> **Aim**: Copy out the listing that follows, exactly, without its pictures.

> **Data in this exercise**:

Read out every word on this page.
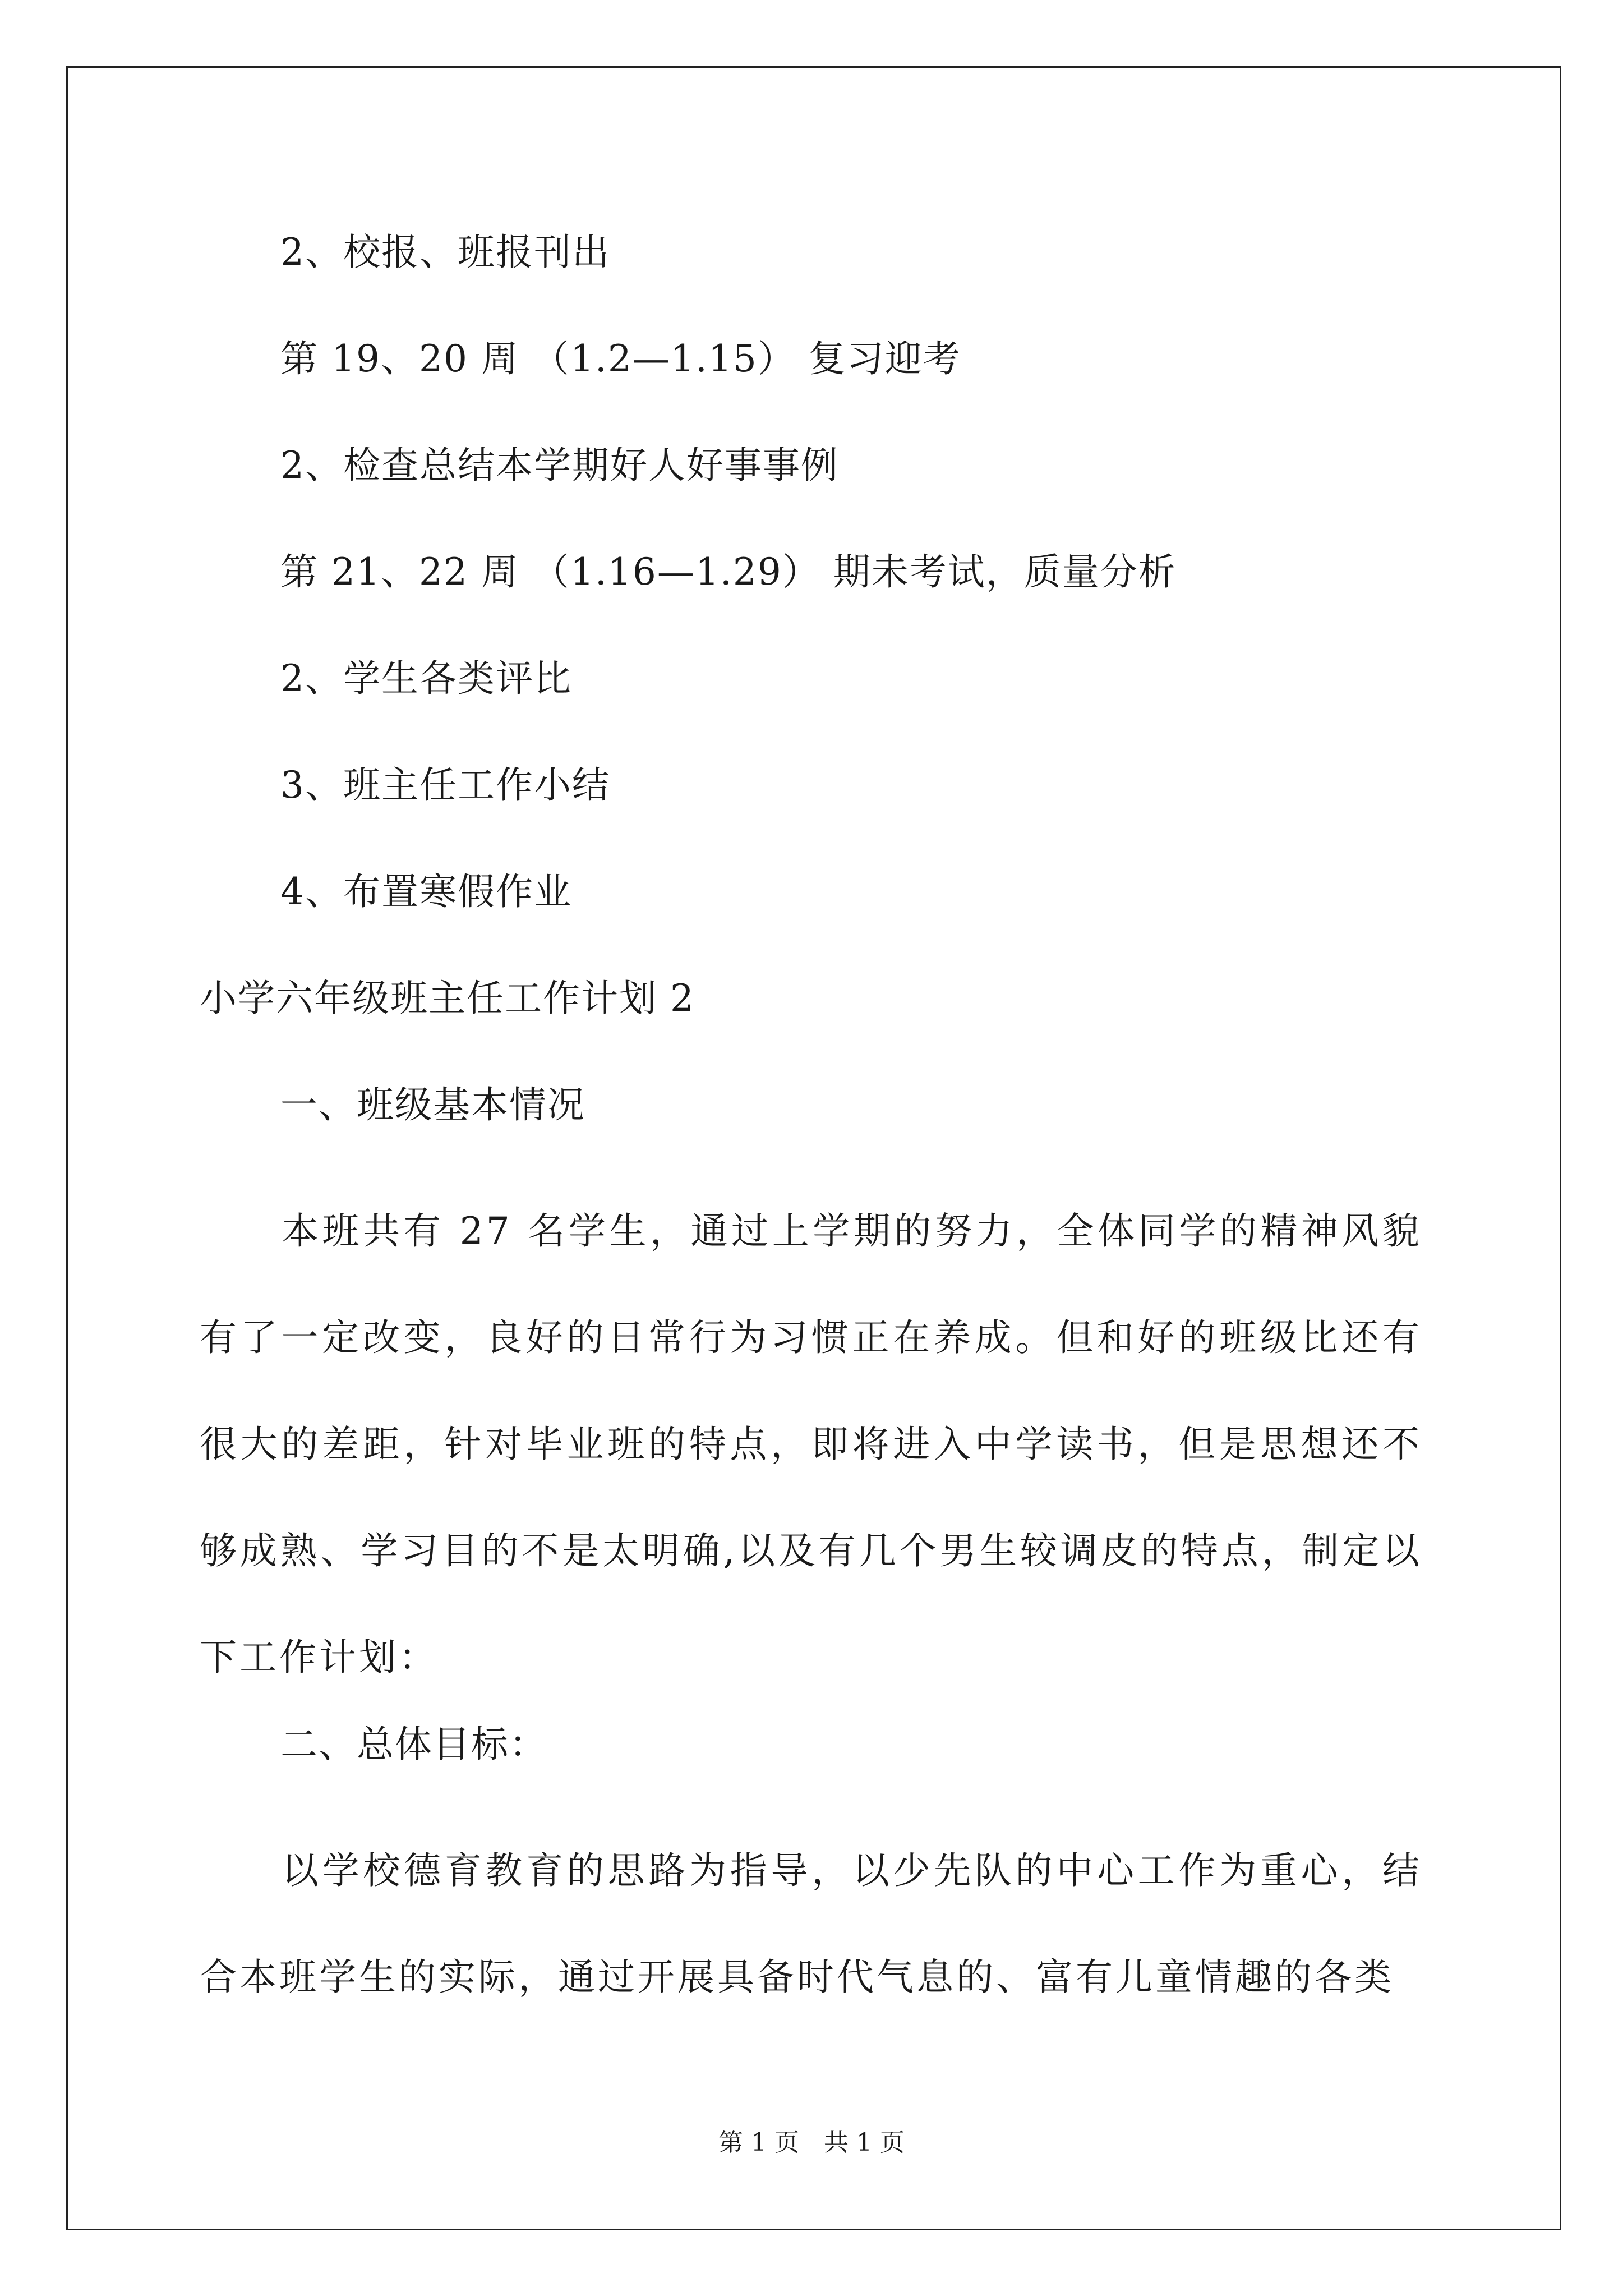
2、校报、班报刊出
第 19、20 周 （1.2—1.15） 复习迎考
2、检查总结本学期好人好事事例
第 21、22 周 （1.16—1.29） 期未考试，质量分析
2、学生各类评比
3、班主任工作小结
4、布置寒假作业
小学六年级班主任工作计划 2
一、班级基本情况

本班共有 27 名学生，通过上学期的努力，全体同学的精神风貌有了一定改变，良好的日常行为习惯正在养成。但和好的班级比还有很大的差距，针对毕业班的特点，即将进入中学读书，但是思想还不够成熟、学习目的不是太明确,以及有几个男生较调皮的特点，制定以下工作计划：

二、总体目标：

以学校德育教育的思路为指导，以少先队的中心工作为重心，结合本班学生的实际，通过开展具备时代气息的、富有儿童情趣的各类

第 1 页　共 1 页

> **Exercise output**:
Read out every word on this page.
2、校报、班报刊出
第 19、20 周 （1.2—1.15） 复习迎考
2、检查总结本学期好人好事事例
第 21、22 周 （1.16—1.29） 期未考试，质量分析
2、学生各类评比
3、班主任工作小结
4、布置寒假作业
小学六年级班主任工作计划 2
一、班级基本情况

本班共有 27 名学生，通过上学期的努力，全体同学的精神风貌有了一定改变，良好的日常行为习惯正在养成。但和好的班级比还有很大的差距，针对毕业班的特点，即将进入中学读书，但是思想还不够成熟、学习目的不是太明确,以及有几个男生较调皮的特点，制定以下工作计划：

二、总体目标：

以学校德育教育的思路为指导，以少先队的中心工作为重心，结合本班学生的实际，通过开展具备时代气息的、富有儿童情趣的各类

第 1 页　共 1 页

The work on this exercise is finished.